• EXERCISE MATERIAL:

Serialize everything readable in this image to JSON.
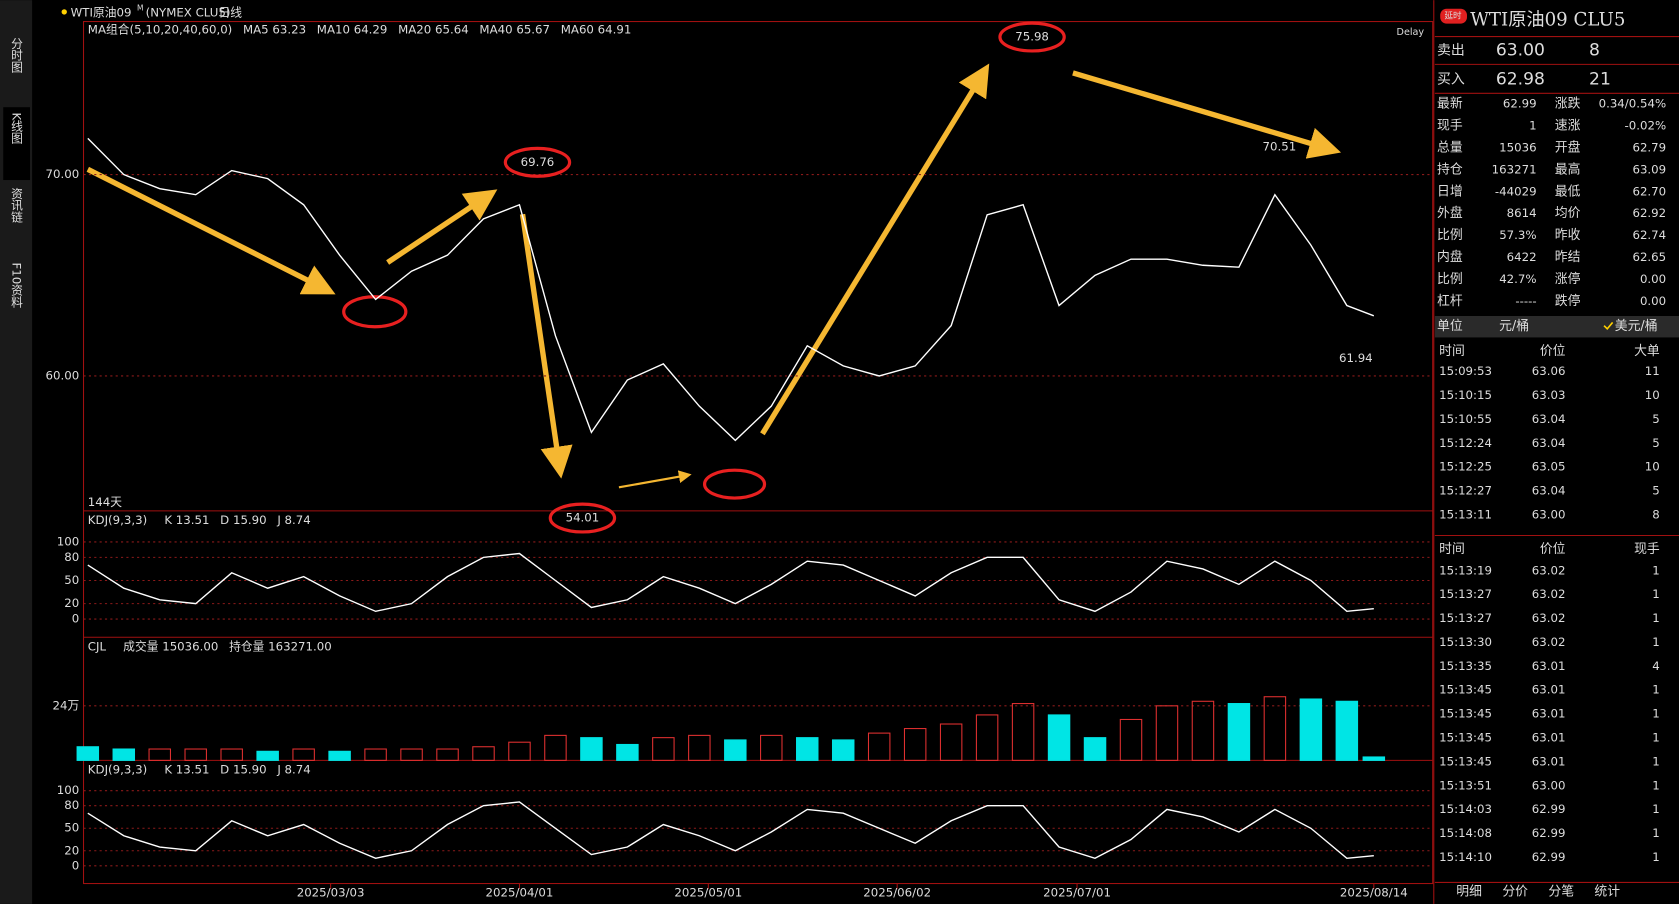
{
  "sidebar_tabs": [
    "分时图",
    "K线图",
    "资讯链",
    "F10资料"
  ],
  "header": {
    "symbol": "WTI原油09",
    "sup": "M",
    "exchange": "(NYMEX CLU5)",
    "period": "日线"
  },
  "chart_data": [
    {
      "type": "line",
      "legend": [
        {
          "text": "MA组合(5,10,20,40,60,0)",
          "color": "#dddddd"
        },
        {
          "text": "MA5 63.23",
          "color": "#ffffff"
        },
        {
          "text": "MA10 64.29",
          "color": "#e6e600"
        },
        {
          "text": "MA20 65.64",
          "color": "#e000e0"
        },
        {
          "text": "MA40 65.67",
          "color": "#00cc00"
        },
        {
          "text": "MA60 64.91",
          "color": "#999999"
        }
      ],
      "delay": "Delay",
      "days_label": "144天",
      "color": "#ffffff",
      "x": [
        0,
        4,
        8,
        12,
        16,
        20,
        24,
        28,
        32,
        36,
        40,
        44,
        48,
        52,
        56,
        60,
        64,
        68,
        72,
        76,
        80,
        84,
        88,
        92,
        96,
        100,
        104,
        108,
        112,
        116,
        120,
        124,
        128,
        132,
        136,
        140,
        143
      ],
      "values": [
        71.8,
        70.0,
        69.3,
        69.0,
        70.2,
        69.8,
        68.5,
        66.0,
        63.8,
        65.2,
        66.0,
        67.8,
        68.5,
        62.0,
        57.2,
        59.8,
        60.6,
        58.5,
        56.8,
        58.5,
        61.5,
        60.5,
        60.0,
        60.5,
        62.5,
        68.0,
        68.5,
        63.5,
        65.0,
        65.8,
        65.8,
        65.5,
        65.4,
        69.0,
        66.5,
        63.5,
        62.99
      ],
      "xlim": [
        0,
        143
      ],
      "ylim": [
        53.3,
        77.6
      ],
      "yticks": [
        {
          "value": 60,
          "label": "60.00"
        },
        {
          "value": 70,
          "label": "70.00"
        }
      ],
      "xticks": [
        {
          "value": 27,
          "label": "2025/03/03"
        },
        {
          "value": 48,
          "label": "2025/04/01"
        },
        {
          "value": 69,
          "label": "2025/05/01"
        },
        {
          "value": 90,
          "label": "2025/06/02"
        },
        {
          "value": 110,
          "label": "2025/07/01"
        },
        {
          "value": 143,
          "label": "2025/08/14"
        }
      ],
      "annotations": [
        {
          "x": 50,
          "value": 69.76,
          "circled": true
        },
        {
          "x": 55,
          "value": 54.01,
          "circled": true
        },
        {
          "x": 105,
          "value": 75.98,
          "circled": true
        },
        {
          "x": 132.5,
          "value": 70.51,
          "circled": false
        },
        {
          "x": 141,
          "value": 61.94,
          "circled": false
        }
      ]
    },
    {
      "type": "line",
      "indicator": "KDJ(9,3,3)",
      "legend": [
        {
          "text": "K 13.51",
          "color": "#ffffff"
        },
        {
          "text": "D 15.90",
          "color": "#e6e600"
        },
        {
          "text": "J 8.74",
          "color": "#e000e0"
        }
      ],
      "color": "#ffffff",
      "x": [
        0,
        4,
        8,
        12,
        16,
        20,
        24,
        28,
        32,
        36,
        40,
        44,
        48,
        52,
        56,
        60,
        64,
        68,
        72,
        76,
        80,
        84,
        88,
        92,
        96,
        100,
        104,
        108,
        112,
        116,
        120,
        124,
        128,
        132,
        136,
        140,
        143
      ],
      "values": [
        70,
        40,
        25,
        20,
        60,
        40,
        55,
        30,
        10,
        20,
        55,
        80,
        85,
        50,
        15,
        25,
        55,
        40,
        20,
        45,
        75,
        70,
        50,
        30,
        60,
        80,
        80,
        25,
        10,
        35,
        75,
        65,
        45,
        75,
        50,
        10,
        13.51
      ],
      "xlim": [
        0,
        143
      ],
      "ylim": [
        -23.6,
        138.9
      ],
      "yticks": [
        0,
        20,
        50,
        80,
        100
      ]
    },
    {
      "type": "bar",
      "indicator": "CJL",
      "legend": [
        {
          "text": "成交量 15036.00",
          "color": "#dddddd"
        },
        {
          "text": "持仓量 163271.00",
          "color": "#dddddd"
        }
      ],
      "up_color": "#e03030",
      "down_color": "#00e5e5",
      "x": [
        0,
        4,
        8,
        12,
        16,
        20,
        24,
        28,
        32,
        36,
        40,
        44,
        48,
        52,
        56,
        60,
        64,
        68,
        72,
        76,
        80,
        84,
        88,
        92,
        96,
        100,
        104,
        108,
        112,
        116,
        120,
        124,
        128,
        132,
        136,
        140,
        143
      ],
      "values": [
        60000,
        50000,
        50000,
        50000,
        50000,
        40000,
        50000,
        40000,
        50000,
        50000,
        50000,
        60000,
        80000,
        110000,
        100000,
        70000,
        100000,
        110000,
        90000,
        110000,
        100000,
        90000,
        120000,
        140000,
        160000,
        200000,
        250000,
        200000,
        100000,
        180000,
        240000,
        260000,
        250000,
        280000,
        270000,
        260000,
        15036
      ],
      "xlim": [
        0,
        143
      ],
      "ylim": [
        0,
        537000
      ],
      "yticks": [
        {
          "value": 240000,
          "label": "24万"
        }
      ]
    }
  ],
  "quote": {
    "badge": "延时",
    "title": "WTI原油09 CLU5",
    "ask": [
      "卖出",
      "63.00",
      "8"
    ],
    "bid": [
      "买入",
      "62.98",
      "21"
    ],
    "stats": [
      [
        "最新",
        "62.99",
        "涨跌",
        "0.34/0.54%"
      ],
      [
        "现手",
        "1",
        "速涨",
        "-0.02%"
      ],
      [
        "总量",
        "15036",
        "开盘",
        "62.79"
      ],
      [
        "持仓",
        "163271",
        "最高",
        "63.09"
      ],
      [
        "日增",
        "-44029",
        "最低",
        "62.70"
      ],
      [
        "外盘",
        "8614",
        "均价",
        "62.92"
      ],
      [
        "比例",
        "57.3%",
        "昨收",
        "62.74"
      ],
      [
        "内盘",
        "6422",
        "昨结",
        "62.65"
      ],
      [
        "比例",
        "42.7%",
        "涨停",
        "0.00"
      ],
      [
        "杠杆",
        "-----",
        "跌停",
        "0.00"
      ]
    ],
    "unit": [
      "单位",
      "元/桶",
      "美元/桶"
    ]
  },
  "big_trades": {
    "headers": [
      "时间",
      "价位",
      "大单"
    ],
    "rows": [
      [
        "15:09:53",
        "63.06",
        "11"
      ],
      [
        "15:10:15",
        "63.03",
        "10"
      ],
      [
        "15:10:55",
        "63.04",
        "5"
      ],
      [
        "15:12:24",
        "63.04",
        "5"
      ],
      [
        "15:12:25",
        "63.05",
        "10"
      ],
      [
        "15:12:27",
        "63.04",
        "5"
      ],
      [
        "15:13:11",
        "63.00",
        "8"
      ]
    ],
    "colors": [
      "#ff3030",
      "#00dd00",
      "#00dd00",
      "#ff3030",
      "#ff3030",
      "#00dd00",
      "#00dd00"
    ]
  },
  "ticks": {
    "headers": [
      "时间",
      "价位",
      "现手"
    ],
    "rows": [
      [
        "15:13:19",
        "63.02",
        "1"
      ],
      [
        "15:13:27",
        "63.02",
        "1"
      ],
      [
        "15:13:27",
        "63.02",
        "1"
      ],
      [
        "15:13:30",
        "63.02",
        "1"
      ],
      [
        "15:13:35",
        "63.01",
        "4"
      ],
      [
        "15:13:45",
        "63.01",
        "1"
      ],
      [
        "15:13:45",
        "63.01",
        "1"
      ],
      [
        "15:13:45",
        "63.01",
        "1"
      ],
      [
        "15:13:45",
        "63.01",
        "1"
      ],
      [
        "15:13:51",
        "63.00",
        "1"
      ],
      [
        "15:14:03",
        "62.99",
        "1"
      ],
      [
        "15:14:08",
        "62.99",
        "1"
      ],
      [
        "15:14:10",
        "62.99",
        "1"
      ]
    ],
    "colors": [
      "#00dd00",
      "#00dd00",
      "#00dd00",
      "#ff3030",
      "#00dd00",
      "#00dd00",
      "#00dd00",
      "#00dd00",
      "#00dd00",
      "#00dd00",
      "#00dd00",
      "#00dd00",
      "#ff3030"
    ]
  },
  "bottom_tabs": [
    "明细",
    "分价",
    "分笔",
    "统计"
  ]
}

• DIRECTIVE:
Copy out each line in the listing that has the word "text".

• SOLUTION FOR THIS EXERCISE:
          "text": "MA组合(5,10,20,40,60,0)",
          "text": "MA5 63.23",
          "text": "MA10 64.29",
          "text": "MA20 65.64",
          "text": "MA40 65.67",
          "text": "MA60 64.91",
          "text": "K 13.51",
          "text": "D 15.90",
          "text": "J 8.74",
          "text": "成交量 15036.00",
          "text": "持仓量 163271.00",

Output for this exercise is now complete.